Prompt.
Using the material that follows, identify and copy each line with the string "scroll".
-- Begin --
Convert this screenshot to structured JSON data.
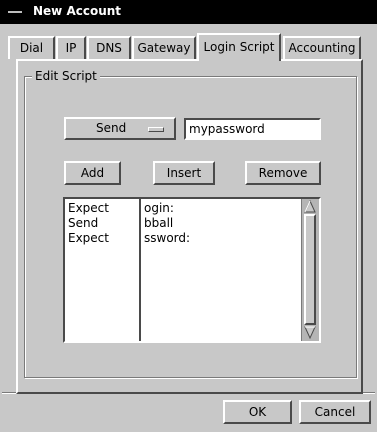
{
  "window": {
    "title": "New Account"
  },
  "tabs": [
    {
      "label": "Dial",
      "active": false
    },
    {
      "label": "IP",
      "active": false
    },
    {
      "label": "DNS",
      "active": false
    },
    {
      "label": "Gateway",
      "active": false
    },
    {
      "label": "Login Script",
      "active": true
    },
    {
      "label": "Accounting",
      "active": false
    }
  ],
  "edit_script": {
    "group_label": "Edit Script",
    "action_select": {
      "value": "Send"
    },
    "argument_input": {
      "value": "mypassword"
    },
    "buttons": {
      "add": "Add",
      "insert": "Insert",
      "remove": "Remove"
    },
    "rows": [
      {
        "action": "Expect",
        "argument": "ogin:"
      },
      {
        "action": "Send",
        "argument": "bball"
      },
      {
        "action": "Expect",
        "argument": "ssword:"
      }
    ]
  },
  "dialog_buttons": {
    "ok": "OK",
    "cancel": "Cancel"
  },
  "icons": {
    "window_menu": "window-menu-icon",
    "option_indicator": "option-menu-indicator-icon",
    "scroll_up": "scroll-up-arrow-icon",
    "scroll_down": "scroll-down-arrow-icon"
  }
}
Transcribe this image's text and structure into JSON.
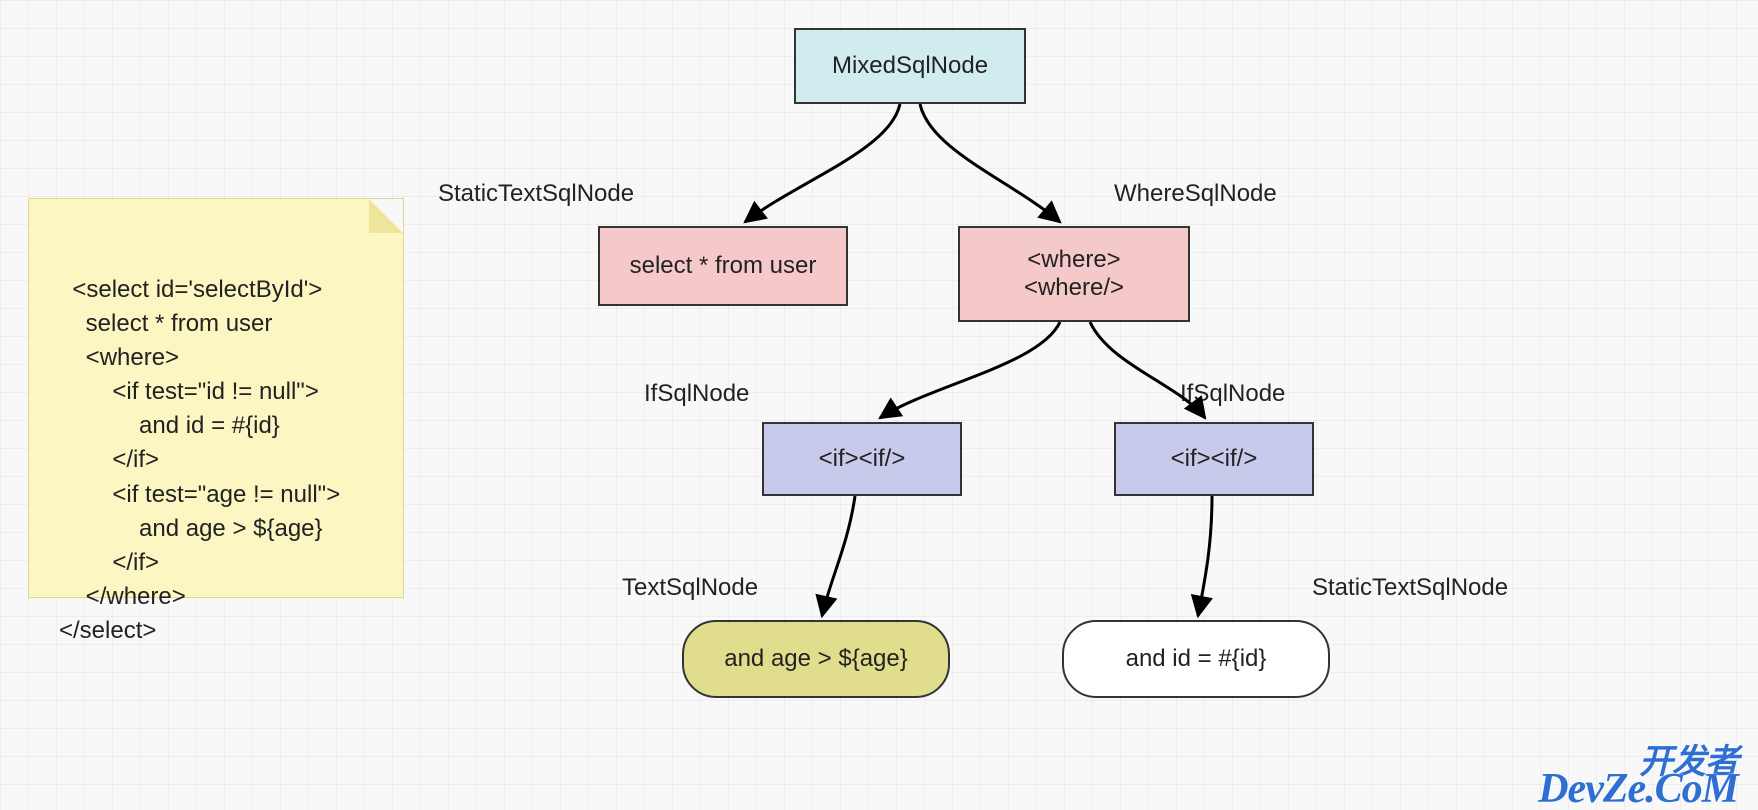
{
  "note_code": "<select id='selectById'>\n    select * from user\n    <where>\n        <if test=\"id != null\">\n            and id = #{id}\n        </if>\n        <if test=\"age != null\">\n            and age > ${age}\n        </if>\n    </where>\n</select>",
  "nodes": {
    "root": {
      "label": "MixedSqlNode"
    },
    "static1": {
      "label": "select * from user",
      "type_label": "StaticTextSqlNode"
    },
    "where": {
      "label": "<where>\n<where/>",
      "type_label": "WhereSqlNode"
    },
    "if_left": {
      "label": "<if><if/>",
      "type_label": "IfSqlNode"
    },
    "if_right": {
      "label": "<if><if/>",
      "type_label": "IfSqlNode"
    },
    "text_leaf": {
      "label": "and age > ${age}",
      "type_label": "TextSqlNode"
    },
    "static_leaf": {
      "label": "and id = #{id}",
      "type_label": "StaticTextSqlNode"
    }
  },
  "watermark": {
    "line1": "开发者",
    "line2": "DevZe.CoM"
  }
}
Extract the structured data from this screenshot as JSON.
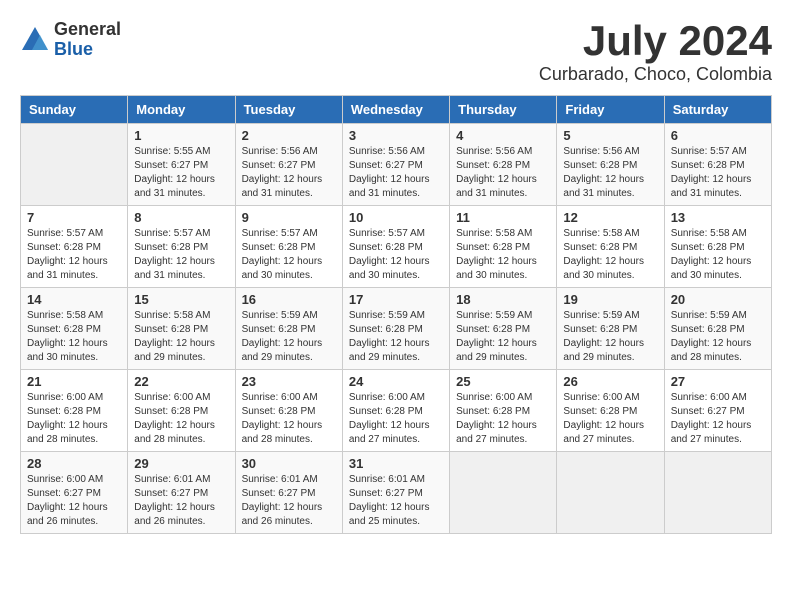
{
  "logo": {
    "general": "General",
    "blue": "Blue"
  },
  "title": {
    "month_year": "July 2024",
    "location": "Curbarado, Choco, Colombia"
  },
  "headers": [
    "Sunday",
    "Monday",
    "Tuesday",
    "Wednesday",
    "Thursday",
    "Friday",
    "Saturday"
  ],
  "weeks": [
    [
      {
        "day": "",
        "info": ""
      },
      {
        "day": "1",
        "info": "Sunrise: 5:55 AM\nSunset: 6:27 PM\nDaylight: 12 hours\nand 31 minutes."
      },
      {
        "day": "2",
        "info": "Sunrise: 5:56 AM\nSunset: 6:27 PM\nDaylight: 12 hours\nand 31 minutes."
      },
      {
        "day": "3",
        "info": "Sunrise: 5:56 AM\nSunset: 6:27 PM\nDaylight: 12 hours\nand 31 minutes."
      },
      {
        "day": "4",
        "info": "Sunrise: 5:56 AM\nSunset: 6:28 PM\nDaylight: 12 hours\nand 31 minutes."
      },
      {
        "day": "5",
        "info": "Sunrise: 5:56 AM\nSunset: 6:28 PM\nDaylight: 12 hours\nand 31 minutes."
      },
      {
        "day": "6",
        "info": "Sunrise: 5:57 AM\nSunset: 6:28 PM\nDaylight: 12 hours\nand 31 minutes."
      }
    ],
    [
      {
        "day": "7",
        "info": "Sunrise: 5:57 AM\nSunset: 6:28 PM\nDaylight: 12 hours\nand 31 minutes."
      },
      {
        "day": "8",
        "info": "Sunrise: 5:57 AM\nSunset: 6:28 PM\nDaylight: 12 hours\nand 31 minutes."
      },
      {
        "day": "9",
        "info": "Sunrise: 5:57 AM\nSunset: 6:28 PM\nDaylight: 12 hours\nand 30 minutes."
      },
      {
        "day": "10",
        "info": "Sunrise: 5:57 AM\nSunset: 6:28 PM\nDaylight: 12 hours\nand 30 minutes."
      },
      {
        "day": "11",
        "info": "Sunrise: 5:58 AM\nSunset: 6:28 PM\nDaylight: 12 hours\nand 30 minutes."
      },
      {
        "day": "12",
        "info": "Sunrise: 5:58 AM\nSunset: 6:28 PM\nDaylight: 12 hours\nand 30 minutes."
      },
      {
        "day": "13",
        "info": "Sunrise: 5:58 AM\nSunset: 6:28 PM\nDaylight: 12 hours\nand 30 minutes."
      }
    ],
    [
      {
        "day": "14",
        "info": "Sunrise: 5:58 AM\nSunset: 6:28 PM\nDaylight: 12 hours\nand 30 minutes."
      },
      {
        "day": "15",
        "info": "Sunrise: 5:58 AM\nSunset: 6:28 PM\nDaylight: 12 hours\nand 29 minutes."
      },
      {
        "day": "16",
        "info": "Sunrise: 5:59 AM\nSunset: 6:28 PM\nDaylight: 12 hours\nand 29 minutes."
      },
      {
        "day": "17",
        "info": "Sunrise: 5:59 AM\nSunset: 6:28 PM\nDaylight: 12 hours\nand 29 minutes."
      },
      {
        "day": "18",
        "info": "Sunrise: 5:59 AM\nSunset: 6:28 PM\nDaylight: 12 hours\nand 29 minutes."
      },
      {
        "day": "19",
        "info": "Sunrise: 5:59 AM\nSunset: 6:28 PM\nDaylight: 12 hours\nand 29 minutes."
      },
      {
        "day": "20",
        "info": "Sunrise: 5:59 AM\nSunset: 6:28 PM\nDaylight: 12 hours\nand 28 minutes."
      }
    ],
    [
      {
        "day": "21",
        "info": "Sunrise: 6:00 AM\nSunset: 6:28 PM\nDaylight: 12 hours\nand 28 minutes."
      },
      {
        "day": "22",
        "info": "Sunrise: 6:00 AM\nSunset: 6:28 PM\nDaylight: 12 hours\nand 28 minutes."
      },
      {
        "day": "23",
        "info": "Sunrise: 6:00 AM\nSunset: 6:28 PM\nDaylight: 12 hours\nand 28 minutes."
      },
      {
        "day": "24",
        "info": "Sunrise: 6:00 AM\nSunset: 6:28 PM\nDaylight: 12 hours\nand 27 minutes."
      },
      {
        "day": "25",
        "info": "Sunrise: 6:00 AM\nSunset: 6:28 PM\nDaylight: 12 hours\nand 27 minutes."
      },
      {
        "day": "26",
        "info": "Sunrise: 6:00 AM\nSunset: 6:28 PM\nDaylight: 12 hours\nand 27 minutes."
      },
      {
        "day": "27",
        "info": "Sunrise: 6:00 AM\nSunset: 6:27 PM\nDaylight: 12 hours\nand 27 minutes."
      }
    ],
    [
      {
        "day": "28",
        "info": "Sunrise: 6:00 AM\nSunset: 6:27 PM\nDaylight: 12 hours\nand 26 minutes."
      },
      {
        "day": "29",
        "info": "Sunrise: 6:01 AM\nSunset: 6:27 PM\nDaylight: 12 hours\nand 26 minutes."
      },
      {
        "day": "30",
        "info": "Sunrise: 6:01 AM\nSunset: 6:27 PM\nDaylight: 12 hours\nand 26 minutes."
      },
      {
        "day": "31",
        "info": "Sunrise: 6:01 AM\nSunset: 6:27 PM\nDaylight: 12 hours\nand 25 minutes."
      },
      {
        "day": "",
        "info": ""
      },
      {
        "day": "",
        "info": ""
      },
      {
        "day": "",
        "info": ""
      }
    ]
  ]
}
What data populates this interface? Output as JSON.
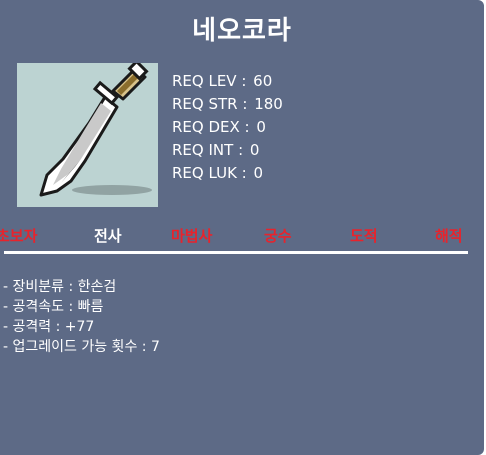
{
  "item": {
    "name": "네오코라",
    "icon": "dagger-icon"
  },
  "requirements": [
    {
      "label": "REQ LEV",
      "value": "60"
    },
    {
      "label": "REQ STR",
      "value": "180"
    },
    {
      "label": "REQ DEX",
      "value": "0"
    },
    {
      "label": "REQ INT",
      "value": "0"
    },
    {
      "label": "REQ LUK",
      "value": "0"
    }
  ],
  "jobs": [
    {
      "label": "초보자",
      "color": "#e8232c"
    },
    {
      "label": "전사",
      "color": "#ffffff"
    },
    {
      "label": "마법사",
      "color": "#e8232c"
    },
    {
      "label": "궁수",
      "color": "#e8232c"
    },
    {
      "label": "도적",
      "color": "#e8232c"
    },
    {
      "label": "해적",
      "color": "#e8232c"
    }
  ],
  "stats": [
    "- 장비분류 : 한손검",
    "- 공격속도 : 빠름",
    "- 공격력 : +77",
    "- 업그레이드 가능 횟수 : 7"
  ],
  "colors": {
    "panel": "#5d6a86",
    "icon_background": "#bcd3d2",
    "text": "#ffffff",
    "unavailable_job": "#e8232c"
  }
}
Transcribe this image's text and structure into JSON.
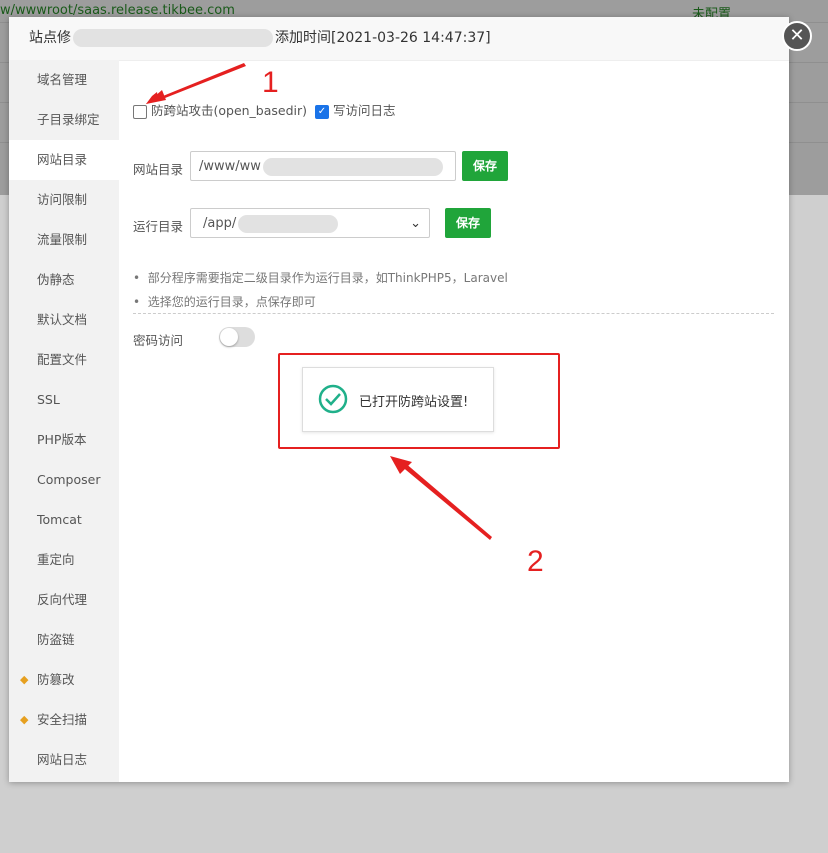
{
  "background": {
    "site_path": "w/wwwroot/saas.release.tikbee.com",
    "status": "未配置"
  },
  "dialog": {
    "title_prefix": "站点修",
    "title_suffix": "添加时间[2021-03-26 14:47:37]",
    "close_icon": "close-icon"
  },
  "sidebar": {
    "items": [
      {
        "label": "域名管理"
      },
      {
        "label": "子目录绑定"
      },
      {
        "label": "网站目录",
        "active": true
      },
      {
        "label": "访问限制"
      },
      {
        "label": "流量限制"
      },
      {
        "label": "伪静态"
      },
      {
        "label": "默认文档"
      },
      {
        "label": "配置文件"
      },
      {
        "label": "SSL"
      },
      {
        "label": "PHP版本"
      },
      {
        "label": "Composer"
      },
      {
        "label": "Tomcat"
      },
      {
        "label": "重定向"
      },
      {
        "label": "反向代理"
      },
      {
        "label": "防盗链"
      },
      {
        "label": "防篡改",
        "icon": "gem-icon"
      },
      {
        "label": "安全扫描",
        "icon": "gem-icon"
      },
      {
        "label": "网站日志"
      }
    ]
  },
  "main": {
    "anti_xss": {
      "label": "防跨站攻击(open_basedir)",
      "checked": false
    },
    "access_log": {
      "label": "写访问日志",
      "checked": true
    },
    "site_dir": {
      "label": "网站目录",
      "value": "/www/ww",
      "save": "保存"
    },
    "run_dir": {
      "label": "运行目录",
      "value": "/app/",
      "save": "保存"
    },
    "tips": [
      "部分程序需要指定二级目录作为运行目录，如ThinkPHP5，Laravel",
      "选择您的运行目录，点保存即可"
    ],
    "password_access": {
      "label": "密码访问",
      "enabled": false
    }
  },
  "toast": {
    "message": "已打开防跨站设置!"
  },
  "annotations": {
    "n1": "1",
    "n2": "2",
    "color": "#e52020"
  },
  "colors": {
    "accent": "#20a53a"
  }
}
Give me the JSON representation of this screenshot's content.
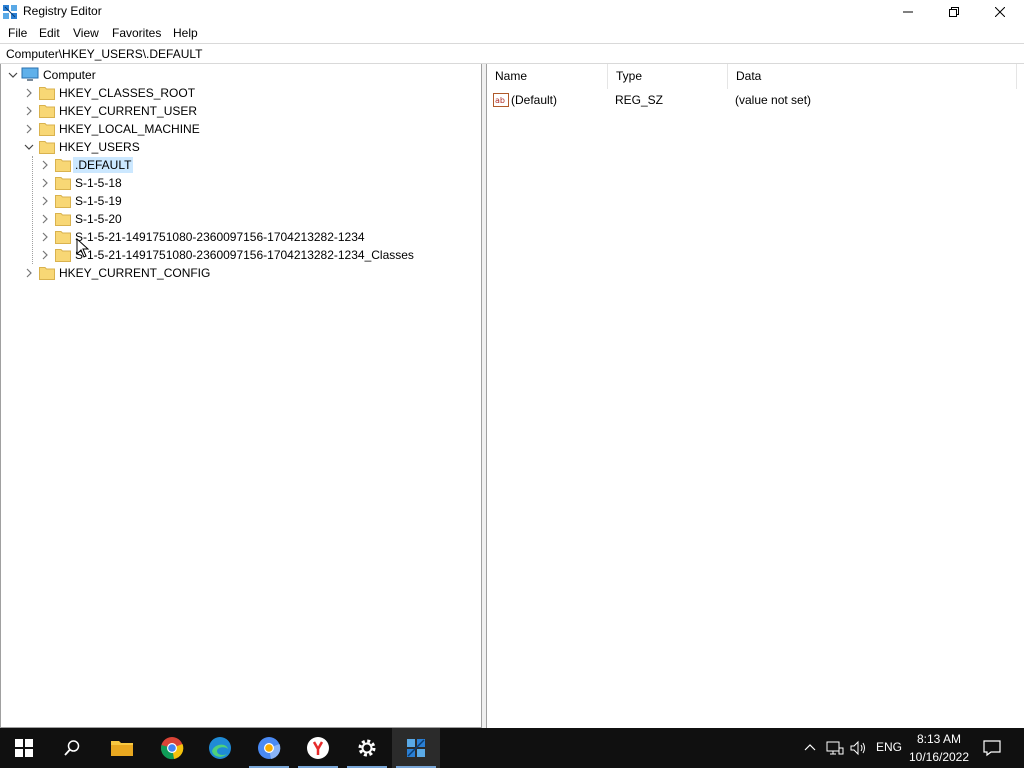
{
  "window": {
    "title": "Registry Editor"
  },
  "menu": [
    "File",
    "Edit",
    "View",
    "Favorites",
    "Help"
  ],
  "address": {
    "value": "Computer\\HKEY_USERS\\.DEFAULT"
  },
  "tree": {
    "root_label": "Computer",
    "nodes": [
      {
        "label": "HKEY_CLASSES_ROOT",
        "depth": 1,
        "expanded": false,
        "selected": false
      },
      {
        "label": "HKEY_CURRENT_USER",
        "depth": 1,
        "expanded": false,
        "selected": false
      },
      {
        "label": "HKEY_LOCAL_MACHINE",
        "depth": 1,
        "expanded": false,
        "selected": false
      },
      {
        "label": "HKEY_USERS",
        "depth": 1,
        "expanded": true,
        "selected": false
      },
      {
        "label": ".DEFAULT",
        "depth": 2,
        "expanded": false,
        "selected": true
      },
      {
        "label": "S-1-5-18",
        "depth": 2,
        "expanded": false,
        "selected": false
      },
      {
        "label": "S-1-5-19",
        "depth": 2,
        "expanded": false,
        "selected": false
      },
      {
        "label": "S-1-5-20",
        "depth": 2,
        "expanded": false,
        "selected": false
      },
      {
        "label": "S-1-5-21-1491751080-2360097156-1704213282-1234",
        "depth": 2,
        "expanded": false,
        "selected": false
      },
      {
        "label": "S-1-5-21-1491751080-2360097156-1704213282-1234_Classes",
        "depth": 2,
        "expanded": false,
        "selected": false
      },
      {
        "label": "HKEY_CURRENT_CONFIG",
        "depth": 1,
        "expanded": false,
        "selected": false
      }
    ]
  },
  "values_list": {
    "columns": [
      "Name",
      "Type",
      "Data"
    ],
    "rows": [
      {
        "icon": "string-value-icon",
        "name": "(Default)",
        "type": "REG_SZ",
        "data": "(value not set)"
      }
    ]
  },
  "taskbar": {
    "apps": [
      "start-icon",
      "search-icon",
      "file-explorer-icon",
      "chrome-icon",
      "edge-icon",
      "chromium-icon",
      "yandex-icon",
      "settings-icon",
      "regedit-icon"
    ],
    "language": "ENG",
    "time": "8:13 AM",
    "date": "10/16/2022"
  },
  "colors": {
    "selection": "#cce8ff",
    "folder": "#f8d775",
    "taskbar": "#101010"
  }
}
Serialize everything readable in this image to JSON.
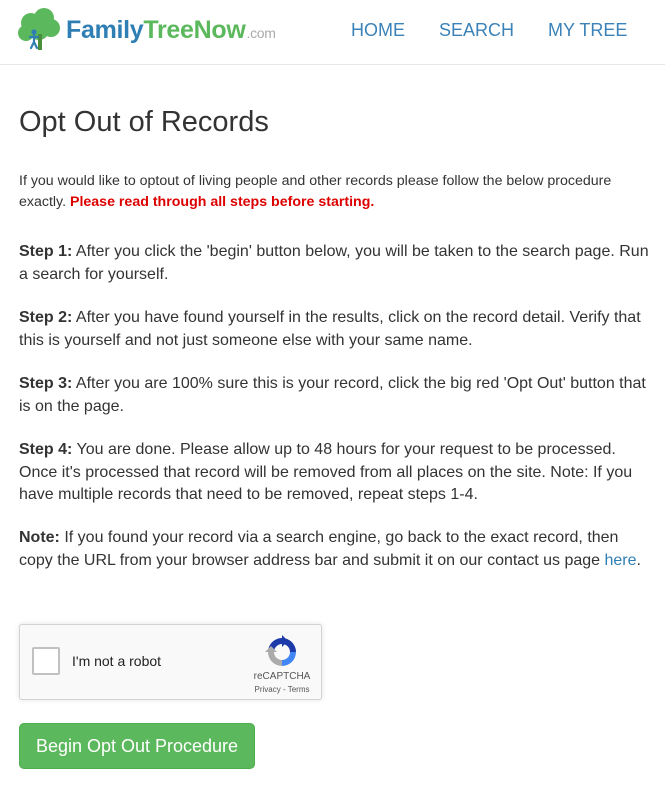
-- End --
Answer to this task.
    "scroll_up": "scroll-up-arrow-icon",
    "scroll_down": "scroll-down-arrow-icon"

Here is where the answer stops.